• [Work to do]
Produce a verbatim copy of the entries listed below.

• [Material for this exercise]

# # # # # # #

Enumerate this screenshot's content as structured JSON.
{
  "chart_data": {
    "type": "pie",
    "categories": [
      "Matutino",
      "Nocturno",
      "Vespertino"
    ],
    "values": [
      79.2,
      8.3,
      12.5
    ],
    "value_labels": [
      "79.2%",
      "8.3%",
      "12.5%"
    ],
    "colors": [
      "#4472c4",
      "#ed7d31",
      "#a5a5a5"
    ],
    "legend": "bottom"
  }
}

# # # # # # #

• [The reply]
Enumerate this screenshot's content as structured JSON.
{
  "chart_data": {
    "type": "pie",
    "categories": [
      "Matutino",
      "Nocturno",
      "Vespertino"
    ],
    "values": [
      79.2,
      8.3,
      12.5
    ],
    "value_labels": [
      "79.2%",
      "8.3%",
      "12.5%"
    ],
    "colors": [
      "#4472c4",
      "#ed7d31",
      "#a5a5a5"
    ],
    "legend": "bottom"
  }
}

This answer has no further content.